EXERCISE BRIEF
Nothing may be dropped or altered: reproduce all the data.

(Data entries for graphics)
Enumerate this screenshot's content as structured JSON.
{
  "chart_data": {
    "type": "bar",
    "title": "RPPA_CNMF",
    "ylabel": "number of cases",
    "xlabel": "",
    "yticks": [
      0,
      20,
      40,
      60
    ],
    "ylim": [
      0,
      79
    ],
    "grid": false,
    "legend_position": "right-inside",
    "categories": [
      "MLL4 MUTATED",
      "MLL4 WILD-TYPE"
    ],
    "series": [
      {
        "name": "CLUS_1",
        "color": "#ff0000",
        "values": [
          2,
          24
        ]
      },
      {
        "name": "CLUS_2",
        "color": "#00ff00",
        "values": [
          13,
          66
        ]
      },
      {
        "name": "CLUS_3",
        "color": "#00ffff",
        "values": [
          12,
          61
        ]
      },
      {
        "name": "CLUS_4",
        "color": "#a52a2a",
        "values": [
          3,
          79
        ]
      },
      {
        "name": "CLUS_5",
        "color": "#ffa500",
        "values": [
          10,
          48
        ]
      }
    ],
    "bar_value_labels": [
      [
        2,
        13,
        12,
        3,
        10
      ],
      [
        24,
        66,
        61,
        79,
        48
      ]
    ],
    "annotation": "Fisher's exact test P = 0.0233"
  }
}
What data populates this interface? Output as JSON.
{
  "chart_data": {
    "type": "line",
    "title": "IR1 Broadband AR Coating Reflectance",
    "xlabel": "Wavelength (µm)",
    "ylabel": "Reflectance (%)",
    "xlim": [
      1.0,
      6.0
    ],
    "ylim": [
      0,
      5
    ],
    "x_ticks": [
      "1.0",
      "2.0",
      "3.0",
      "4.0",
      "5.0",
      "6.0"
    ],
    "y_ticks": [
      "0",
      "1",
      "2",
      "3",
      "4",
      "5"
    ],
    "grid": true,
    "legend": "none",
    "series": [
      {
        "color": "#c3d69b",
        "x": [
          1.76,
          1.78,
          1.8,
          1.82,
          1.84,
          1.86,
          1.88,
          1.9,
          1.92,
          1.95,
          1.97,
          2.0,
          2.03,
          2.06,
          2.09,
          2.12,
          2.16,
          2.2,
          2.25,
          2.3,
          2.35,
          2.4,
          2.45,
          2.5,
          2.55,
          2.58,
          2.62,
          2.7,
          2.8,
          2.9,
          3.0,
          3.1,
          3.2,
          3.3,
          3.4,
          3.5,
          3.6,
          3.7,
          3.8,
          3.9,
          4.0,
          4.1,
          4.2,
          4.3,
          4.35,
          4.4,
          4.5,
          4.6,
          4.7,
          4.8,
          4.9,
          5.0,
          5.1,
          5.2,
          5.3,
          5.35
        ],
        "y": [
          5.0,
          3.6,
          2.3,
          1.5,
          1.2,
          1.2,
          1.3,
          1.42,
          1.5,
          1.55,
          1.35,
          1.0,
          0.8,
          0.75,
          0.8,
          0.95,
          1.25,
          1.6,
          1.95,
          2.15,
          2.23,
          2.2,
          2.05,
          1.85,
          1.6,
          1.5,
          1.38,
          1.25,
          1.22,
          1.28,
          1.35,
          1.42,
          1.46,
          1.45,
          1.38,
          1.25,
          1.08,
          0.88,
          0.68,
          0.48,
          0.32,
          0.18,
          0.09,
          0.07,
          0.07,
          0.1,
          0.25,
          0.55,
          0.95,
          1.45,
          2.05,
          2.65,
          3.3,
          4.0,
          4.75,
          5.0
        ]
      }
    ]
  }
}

SOLUTION FOR THIS EXERCISE
Enumerate this screenshot's content as structured JSON.
{
  "chart_data": {
    "type": "bar",
    "title": "RPPA_CNMF",
    "ylabel": "number of cases",
    "xlabel": "",
    "yticks": [
      0,
      20,
      40,
      60
    ],
    "ylim": [
      0,
      79
    ],
    "grid": false,
    "legend_position": "right-inside",
    "categories": [
      "MLL4 MUTATED",
      "MLL4 WILD-TYPE"
    ],
    "series": [
      {
        "name": "CLUS_1",
        "color": "#ff0000",
        "values": [
          2,
          24
        ]
      },
      {
        "name": "CLUS_2",
        "color": "#00ff00",
        "values": [
          13,
          66
        ]
      },
      {
        "name": "CLUS_3",
        "color": "#00ffff",
        "values": [
          12,
          61
        ]
      },
      {
        "name": "CLUS_4",
        "color": "#a52a2a",
        "values": [
          3,
          79
        ]
      },
      {
        "name": "CLUS_5",
        "color": "#ffa500",
        "values": [
          10,
          48
        ]
      }
    ],
    "bar_value_labels": [
      [
        2,
        13,
        12,
        3,
        10
      ],
      [
        24,
        66,
        61,
        79,
        48
      ]
    ],
    "annotation": "Fisher's exact test P = 0.0233"
  }
}
What data populates this interface? Output as JSON.
{
  "chart_data": {
    "type": "line",
    "title": "IR1 Broadband AR Coating Reflectance",
    "xlabel": "Wavelength (µm)",
    "ylabel": "Reflectance (%)",
    "xlim": [
      1.0,
      6.0
    ],
    "ylim": [
      0,
      5
    ],
    "x_ticks": [
      "1.0",
      "2.0",
      "3.0",
      "4.0",
      "5.0",
      "6.0"
    ],
    "y_ticks": [
      "0",
      "1",
      "2",
      "3",
      "4",
      "5"
    ],
    "grid": true,
    "legend": "none",
    "series": [
      {
        "color": "#c3d69b",
        "x": [
          1.76,
          1.78,
          1.8,
          1.82,
          1.84,
          1.86,
          1.88,
          1.9,
          1.92,
          1.95,
          1.97,
          2.0,
          2.03,
          2.06,
          2.09,
          2.12,
          2.16,
          2.2,
          2.25,
          2.3,
          2.35,
          2.4,
          2.45,
          2.5,
          2.55,
          2.58,
          2.62,
          2.7,
          2.8,
          2.9,
          3.0,
          3.1,
          3.2,
          3.3,
          3.4,
          3.5,
          3.6,
          3.7,
          3.8,
          3.9,
          4.0,
          4.1,
          4.2,
          4.3,
          4.35,
          4.4,
          4.5,
          4.6,
          4.7,
          4.8,
          4.9,
          5.0,
          5.1,
          5.2,
          5.3,
          5.35
        ],
        "y": [
          5.0,
          3.6,
          2.3,
          1.5,
          1.2,
          1.2,
          1.3,
          1.42,
          1.5,
          1.55,
          1.35,
          1.0,
          0.8,
          0.75,
          0.8,
          0.95,
          1.25,
          1.6,
          1.95,
          2.15,
          2.23,
          2.2,
          2.05,
          1.85,
          1.6,
          1.5,
          1.38,
          1.25,
          1.22,
          1.28,
          1.35,
          1.42,
          1.46,
          1.45,
          1.38,
          1.25,
          1.08,
          0.88,
          0.68,
          0.48,
          0.32,
          0.18,
          0.09,
          0.07,
          0.07,
          0.1,
          0.25,
          0.55,
          0.95,
          1.45,
          2.05,
          2.65,
          3.3,
          4.0,
          4.75,
          5.0
        ]
      }
    ]
  }
}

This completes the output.